## Start

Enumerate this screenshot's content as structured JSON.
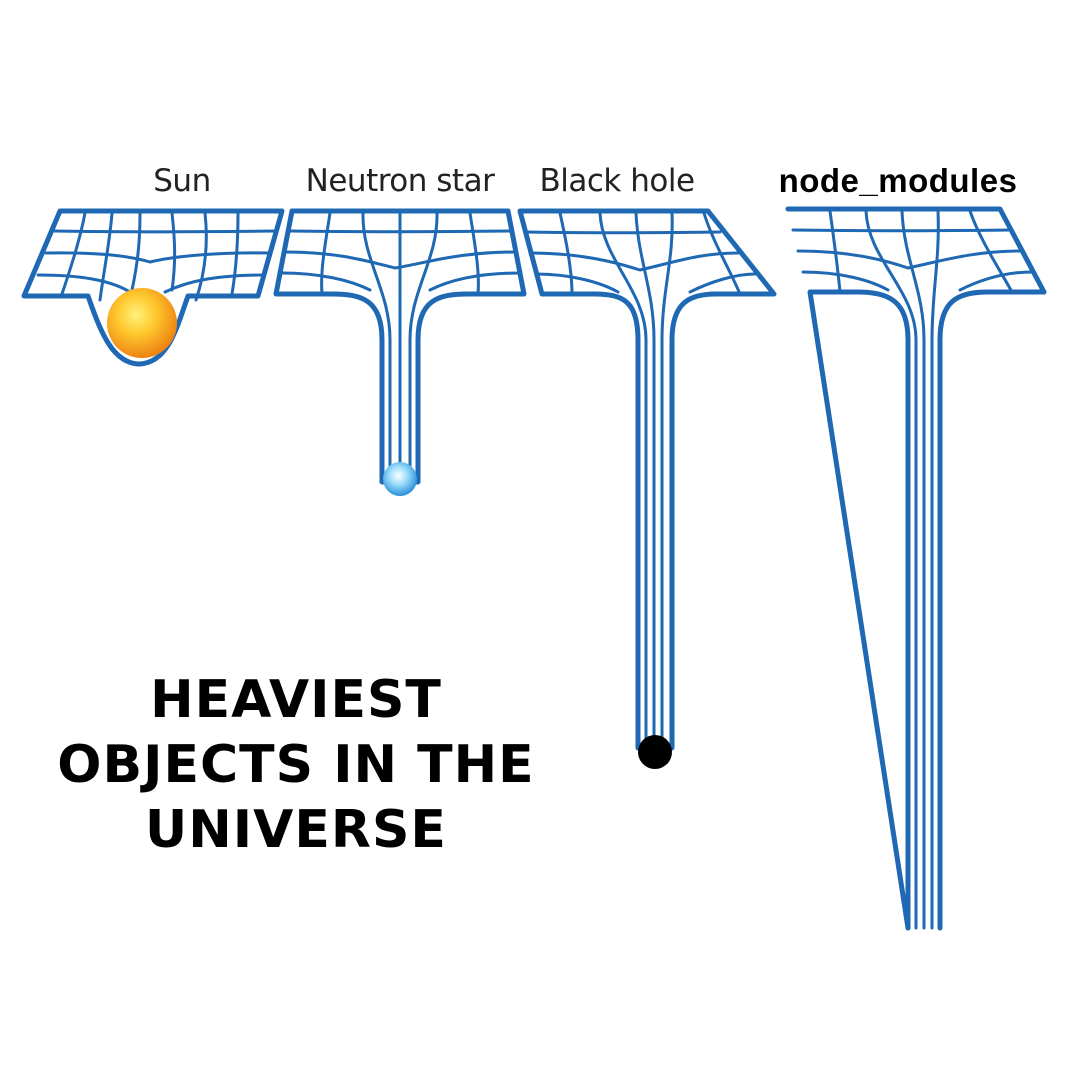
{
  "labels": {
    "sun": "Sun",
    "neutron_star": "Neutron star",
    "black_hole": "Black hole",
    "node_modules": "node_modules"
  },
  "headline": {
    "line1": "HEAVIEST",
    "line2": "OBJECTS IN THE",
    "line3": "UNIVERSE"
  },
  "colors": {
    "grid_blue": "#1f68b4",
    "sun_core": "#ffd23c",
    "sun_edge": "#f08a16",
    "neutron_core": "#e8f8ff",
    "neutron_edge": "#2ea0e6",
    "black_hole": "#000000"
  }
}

## End
## Start

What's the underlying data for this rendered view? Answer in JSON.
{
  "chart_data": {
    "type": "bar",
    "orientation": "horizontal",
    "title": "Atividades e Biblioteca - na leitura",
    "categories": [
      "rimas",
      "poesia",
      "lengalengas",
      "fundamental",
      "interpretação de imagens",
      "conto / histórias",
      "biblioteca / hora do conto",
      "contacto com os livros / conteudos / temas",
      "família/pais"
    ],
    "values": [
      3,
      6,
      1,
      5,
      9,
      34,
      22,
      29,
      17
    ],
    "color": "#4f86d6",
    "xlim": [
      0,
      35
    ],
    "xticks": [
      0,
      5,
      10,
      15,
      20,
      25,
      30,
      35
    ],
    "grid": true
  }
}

## End

What needs to be done
Return every line holding the word "conto" from the records.

Result below
      "conto / histórias",
      "biblioteca / hora do conto",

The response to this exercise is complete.